[What to produce]
Here are some records; copy every line that holds the word "Course".

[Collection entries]
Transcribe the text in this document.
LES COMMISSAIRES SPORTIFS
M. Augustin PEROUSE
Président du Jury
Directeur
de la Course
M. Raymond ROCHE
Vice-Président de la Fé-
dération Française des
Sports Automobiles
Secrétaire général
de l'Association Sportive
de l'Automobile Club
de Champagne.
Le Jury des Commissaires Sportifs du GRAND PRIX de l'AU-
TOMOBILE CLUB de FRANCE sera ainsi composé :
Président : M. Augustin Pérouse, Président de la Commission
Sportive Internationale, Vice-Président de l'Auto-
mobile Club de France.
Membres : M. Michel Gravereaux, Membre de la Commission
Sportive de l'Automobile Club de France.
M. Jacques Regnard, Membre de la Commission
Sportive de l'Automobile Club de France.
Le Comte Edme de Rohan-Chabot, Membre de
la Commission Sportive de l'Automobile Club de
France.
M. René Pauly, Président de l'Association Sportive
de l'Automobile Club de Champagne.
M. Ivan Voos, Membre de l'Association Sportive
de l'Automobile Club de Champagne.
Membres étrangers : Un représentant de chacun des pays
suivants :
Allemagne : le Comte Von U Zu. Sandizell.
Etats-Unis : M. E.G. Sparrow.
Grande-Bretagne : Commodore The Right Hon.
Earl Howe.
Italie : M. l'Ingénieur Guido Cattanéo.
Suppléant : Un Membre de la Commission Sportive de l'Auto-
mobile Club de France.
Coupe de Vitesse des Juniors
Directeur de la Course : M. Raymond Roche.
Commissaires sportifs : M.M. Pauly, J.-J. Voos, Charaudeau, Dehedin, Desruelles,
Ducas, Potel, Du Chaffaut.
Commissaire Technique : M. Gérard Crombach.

[Response to the task]
de la Course
Directeur de la Course : M. Raymond Roche.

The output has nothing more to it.